— start of Data shown —

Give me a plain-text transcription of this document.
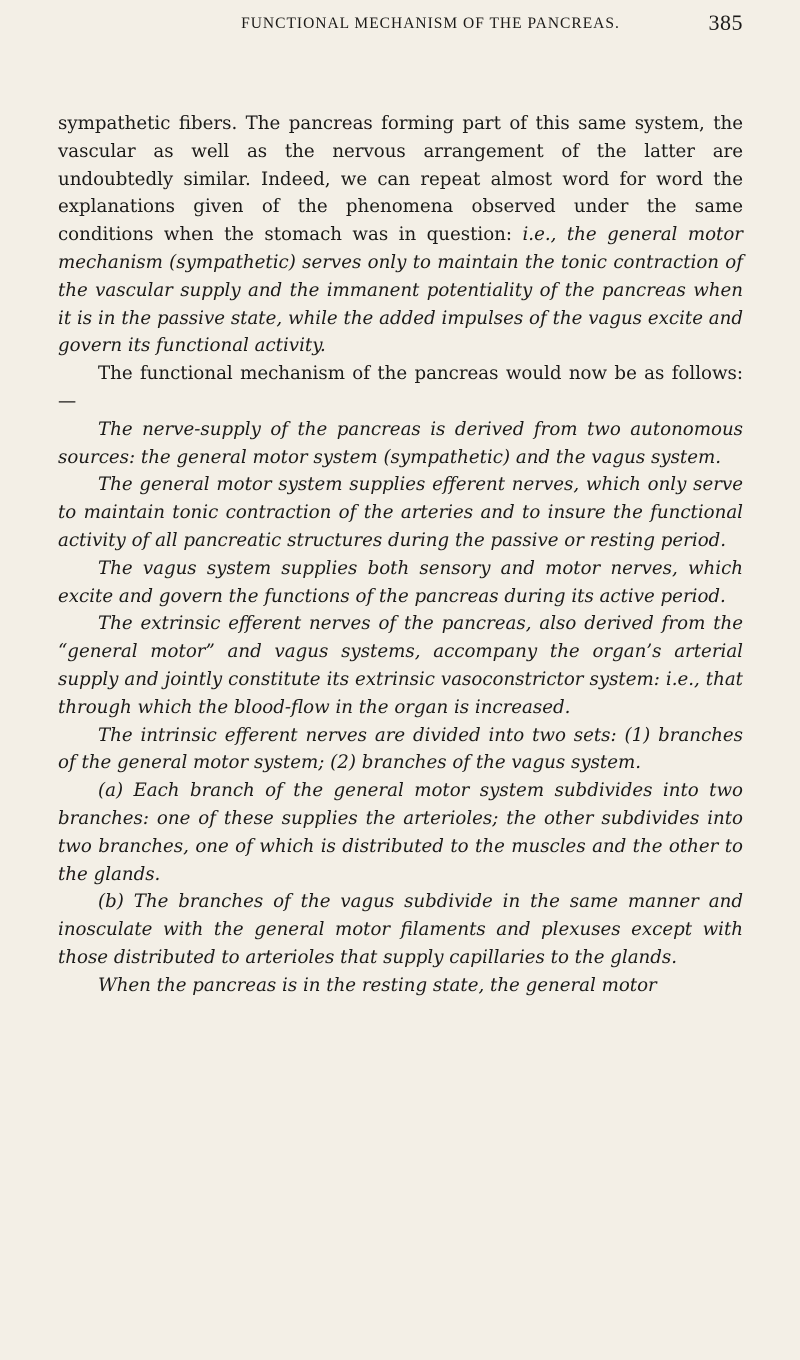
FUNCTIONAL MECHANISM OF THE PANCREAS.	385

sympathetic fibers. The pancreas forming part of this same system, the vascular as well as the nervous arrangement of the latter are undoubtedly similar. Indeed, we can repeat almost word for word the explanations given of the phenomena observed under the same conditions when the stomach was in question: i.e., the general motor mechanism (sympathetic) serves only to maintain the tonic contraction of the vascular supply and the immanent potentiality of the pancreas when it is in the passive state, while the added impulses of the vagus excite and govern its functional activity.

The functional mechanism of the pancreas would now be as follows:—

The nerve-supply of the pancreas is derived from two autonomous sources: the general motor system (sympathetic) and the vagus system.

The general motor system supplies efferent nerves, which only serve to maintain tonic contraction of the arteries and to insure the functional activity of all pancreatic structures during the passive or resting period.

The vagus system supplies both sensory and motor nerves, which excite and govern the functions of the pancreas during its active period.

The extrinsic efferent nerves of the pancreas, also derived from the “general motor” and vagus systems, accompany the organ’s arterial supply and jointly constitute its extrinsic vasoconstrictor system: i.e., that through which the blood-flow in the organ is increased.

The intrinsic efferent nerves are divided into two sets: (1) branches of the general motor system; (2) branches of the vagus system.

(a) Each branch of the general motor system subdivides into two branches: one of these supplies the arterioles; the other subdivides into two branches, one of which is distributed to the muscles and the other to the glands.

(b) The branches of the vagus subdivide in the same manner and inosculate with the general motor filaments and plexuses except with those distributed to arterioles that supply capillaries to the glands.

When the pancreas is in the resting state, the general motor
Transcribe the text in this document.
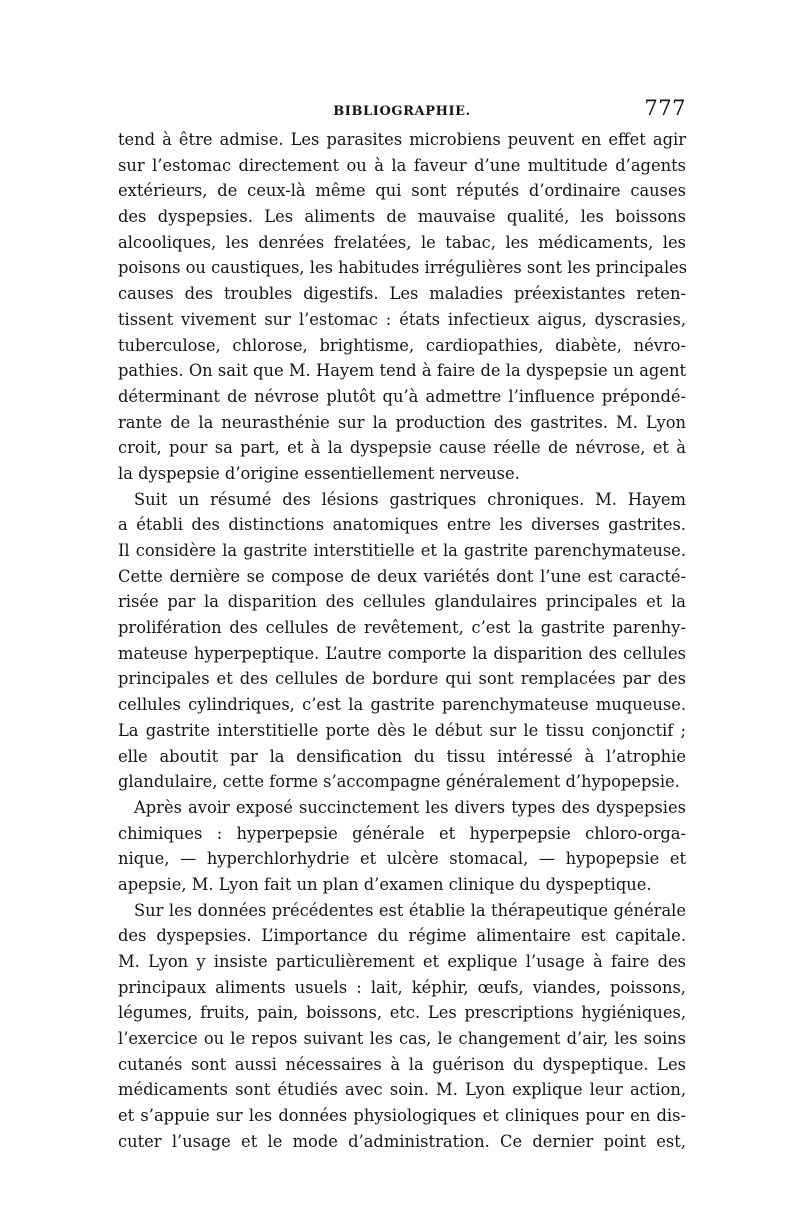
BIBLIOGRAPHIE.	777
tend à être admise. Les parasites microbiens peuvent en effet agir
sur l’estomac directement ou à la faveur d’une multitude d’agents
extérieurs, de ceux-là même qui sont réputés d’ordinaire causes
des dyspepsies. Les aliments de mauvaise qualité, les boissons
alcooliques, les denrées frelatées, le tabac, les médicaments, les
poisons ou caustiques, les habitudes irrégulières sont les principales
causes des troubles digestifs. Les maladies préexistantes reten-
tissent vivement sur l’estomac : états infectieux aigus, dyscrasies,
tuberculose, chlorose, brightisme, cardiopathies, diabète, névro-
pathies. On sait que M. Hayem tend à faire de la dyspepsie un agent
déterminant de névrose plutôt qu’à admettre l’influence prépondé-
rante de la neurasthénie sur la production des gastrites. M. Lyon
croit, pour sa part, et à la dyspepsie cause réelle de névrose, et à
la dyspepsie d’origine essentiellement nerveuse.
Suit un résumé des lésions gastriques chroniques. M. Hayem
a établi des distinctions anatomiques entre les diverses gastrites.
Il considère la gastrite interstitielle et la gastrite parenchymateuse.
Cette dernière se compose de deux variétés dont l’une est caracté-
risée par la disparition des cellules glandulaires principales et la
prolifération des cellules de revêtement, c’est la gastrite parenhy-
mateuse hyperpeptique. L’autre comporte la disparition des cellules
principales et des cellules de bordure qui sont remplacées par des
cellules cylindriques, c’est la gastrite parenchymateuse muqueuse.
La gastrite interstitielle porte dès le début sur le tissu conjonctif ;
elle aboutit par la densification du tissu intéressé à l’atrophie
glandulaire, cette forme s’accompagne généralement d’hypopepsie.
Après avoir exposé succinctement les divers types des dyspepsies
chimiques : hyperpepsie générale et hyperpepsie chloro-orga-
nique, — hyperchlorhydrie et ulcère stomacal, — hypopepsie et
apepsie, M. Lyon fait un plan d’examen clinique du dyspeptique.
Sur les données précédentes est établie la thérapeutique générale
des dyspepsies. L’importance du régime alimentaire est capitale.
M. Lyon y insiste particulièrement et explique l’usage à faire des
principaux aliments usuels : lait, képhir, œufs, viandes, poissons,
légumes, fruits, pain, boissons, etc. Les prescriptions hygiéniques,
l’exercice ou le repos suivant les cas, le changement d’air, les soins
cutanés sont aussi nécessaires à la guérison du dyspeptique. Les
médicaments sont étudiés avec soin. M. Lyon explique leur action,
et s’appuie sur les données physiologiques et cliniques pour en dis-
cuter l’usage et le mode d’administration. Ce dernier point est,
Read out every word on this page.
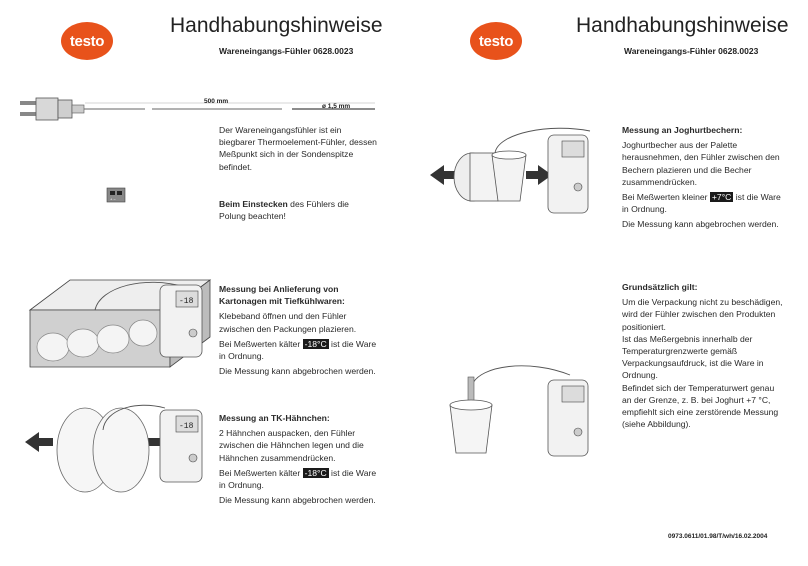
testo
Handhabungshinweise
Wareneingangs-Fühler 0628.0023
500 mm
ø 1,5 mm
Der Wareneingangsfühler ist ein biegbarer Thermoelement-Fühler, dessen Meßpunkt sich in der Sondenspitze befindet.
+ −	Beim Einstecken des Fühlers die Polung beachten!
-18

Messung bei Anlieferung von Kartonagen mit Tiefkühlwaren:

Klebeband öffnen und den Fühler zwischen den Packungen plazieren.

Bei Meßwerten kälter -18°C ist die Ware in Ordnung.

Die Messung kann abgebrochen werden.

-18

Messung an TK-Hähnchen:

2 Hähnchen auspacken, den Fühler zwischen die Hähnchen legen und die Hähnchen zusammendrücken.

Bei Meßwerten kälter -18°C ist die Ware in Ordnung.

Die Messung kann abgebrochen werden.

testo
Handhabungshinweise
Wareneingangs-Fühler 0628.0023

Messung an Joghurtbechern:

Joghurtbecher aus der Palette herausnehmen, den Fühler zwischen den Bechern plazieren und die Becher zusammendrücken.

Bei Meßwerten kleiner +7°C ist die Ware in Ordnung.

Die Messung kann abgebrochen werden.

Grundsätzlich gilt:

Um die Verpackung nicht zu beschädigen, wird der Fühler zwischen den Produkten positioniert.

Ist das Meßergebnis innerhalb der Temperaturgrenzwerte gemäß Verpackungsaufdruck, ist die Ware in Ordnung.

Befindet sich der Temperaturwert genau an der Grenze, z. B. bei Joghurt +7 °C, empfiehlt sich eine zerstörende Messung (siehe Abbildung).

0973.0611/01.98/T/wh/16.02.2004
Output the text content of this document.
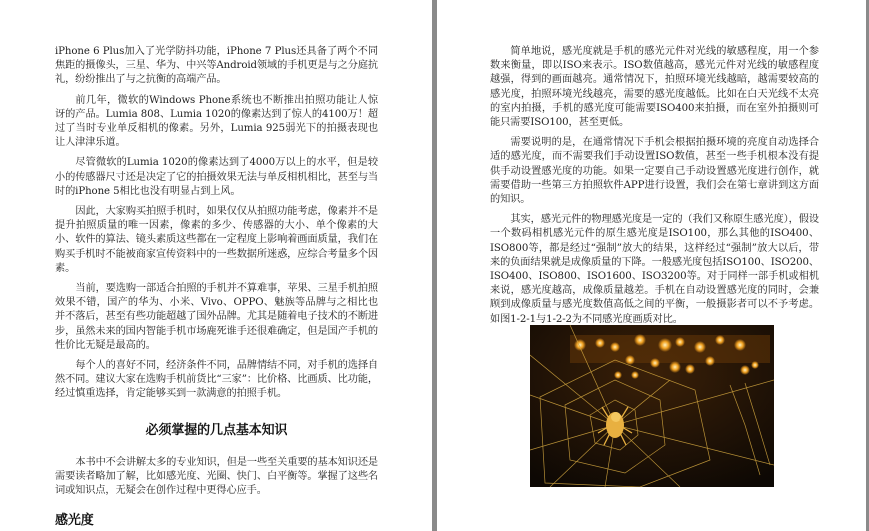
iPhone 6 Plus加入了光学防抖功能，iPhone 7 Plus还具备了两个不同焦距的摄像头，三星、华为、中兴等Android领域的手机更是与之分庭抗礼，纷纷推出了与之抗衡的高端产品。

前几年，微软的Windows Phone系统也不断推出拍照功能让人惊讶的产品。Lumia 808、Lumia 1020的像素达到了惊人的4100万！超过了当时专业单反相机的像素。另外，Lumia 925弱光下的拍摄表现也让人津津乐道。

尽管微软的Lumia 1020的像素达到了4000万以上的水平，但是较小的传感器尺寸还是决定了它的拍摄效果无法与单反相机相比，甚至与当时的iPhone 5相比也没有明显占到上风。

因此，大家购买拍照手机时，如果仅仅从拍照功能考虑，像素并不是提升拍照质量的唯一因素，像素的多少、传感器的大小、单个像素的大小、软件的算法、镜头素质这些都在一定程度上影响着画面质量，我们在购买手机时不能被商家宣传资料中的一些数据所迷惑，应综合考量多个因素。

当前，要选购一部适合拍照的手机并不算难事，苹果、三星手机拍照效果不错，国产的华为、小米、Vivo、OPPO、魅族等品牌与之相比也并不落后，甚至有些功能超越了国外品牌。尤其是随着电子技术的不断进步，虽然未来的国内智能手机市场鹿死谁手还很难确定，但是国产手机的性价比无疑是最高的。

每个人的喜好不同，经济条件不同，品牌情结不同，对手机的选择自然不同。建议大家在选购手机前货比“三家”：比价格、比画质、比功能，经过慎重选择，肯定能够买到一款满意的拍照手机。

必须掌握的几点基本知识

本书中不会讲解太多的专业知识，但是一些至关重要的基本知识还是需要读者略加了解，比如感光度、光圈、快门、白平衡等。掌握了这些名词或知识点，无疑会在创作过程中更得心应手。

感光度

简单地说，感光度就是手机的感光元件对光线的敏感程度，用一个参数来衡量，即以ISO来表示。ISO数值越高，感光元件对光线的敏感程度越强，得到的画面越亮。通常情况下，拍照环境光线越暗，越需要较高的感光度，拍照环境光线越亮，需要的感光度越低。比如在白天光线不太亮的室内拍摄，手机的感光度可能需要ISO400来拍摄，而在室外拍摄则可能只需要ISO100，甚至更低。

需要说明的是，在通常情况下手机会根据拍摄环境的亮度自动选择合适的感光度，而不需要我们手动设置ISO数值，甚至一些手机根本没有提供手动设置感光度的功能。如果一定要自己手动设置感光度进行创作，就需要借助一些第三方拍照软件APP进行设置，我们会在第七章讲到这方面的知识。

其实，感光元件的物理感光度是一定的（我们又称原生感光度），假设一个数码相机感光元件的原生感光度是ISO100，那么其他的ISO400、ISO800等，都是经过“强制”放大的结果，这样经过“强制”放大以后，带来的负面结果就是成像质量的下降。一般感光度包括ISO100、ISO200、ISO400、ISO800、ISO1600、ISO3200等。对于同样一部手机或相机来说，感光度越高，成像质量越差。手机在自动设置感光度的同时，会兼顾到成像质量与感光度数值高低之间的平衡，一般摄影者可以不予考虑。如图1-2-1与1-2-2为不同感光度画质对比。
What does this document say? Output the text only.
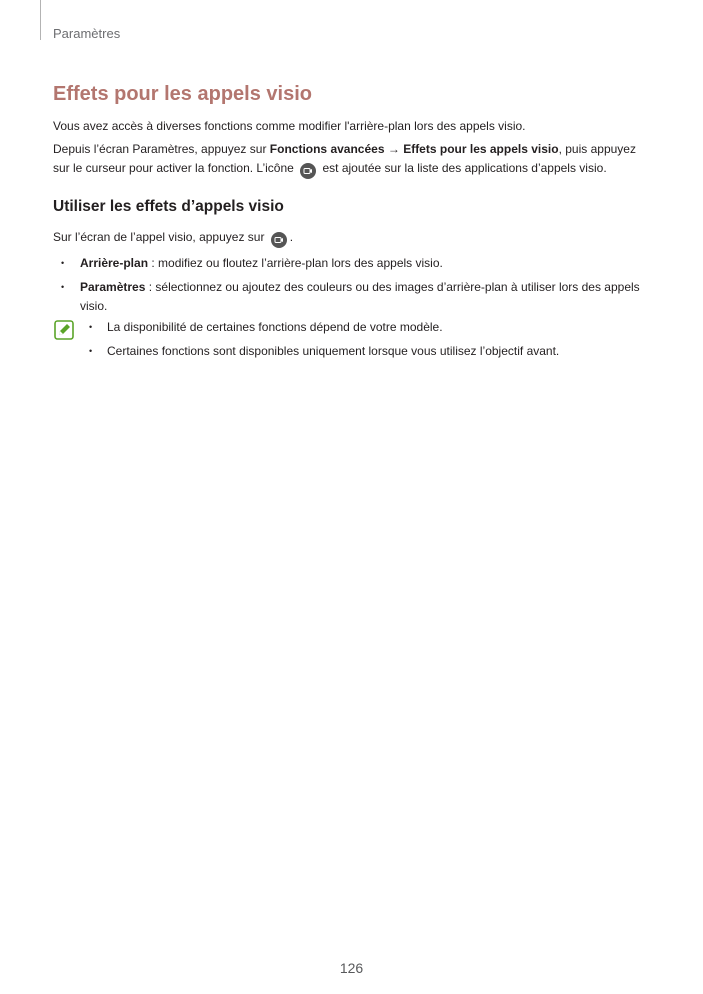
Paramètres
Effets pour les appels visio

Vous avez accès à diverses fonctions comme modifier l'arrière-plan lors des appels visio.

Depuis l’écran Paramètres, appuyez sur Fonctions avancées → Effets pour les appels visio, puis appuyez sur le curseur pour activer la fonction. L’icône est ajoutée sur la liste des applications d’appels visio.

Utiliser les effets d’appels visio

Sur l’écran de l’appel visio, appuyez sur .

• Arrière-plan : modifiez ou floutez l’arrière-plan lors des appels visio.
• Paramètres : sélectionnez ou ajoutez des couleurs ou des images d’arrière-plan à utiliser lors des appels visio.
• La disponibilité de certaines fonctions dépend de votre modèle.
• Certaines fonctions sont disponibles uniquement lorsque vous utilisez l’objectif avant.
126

— end of Data shown —

Written task =>
Select and copy every line of the material that holds the string "écran".

Correct output =>
Depuis l’écran Paramètres, appuyez sur Fonctions avancées → Effets pour les appels visio, puis appuyez sur le curseur pour activer la fonction. L’icône est ajoutée sur la liste des applications d’appels visio.
Sur l’écran de l’appel visio, appuyez sur .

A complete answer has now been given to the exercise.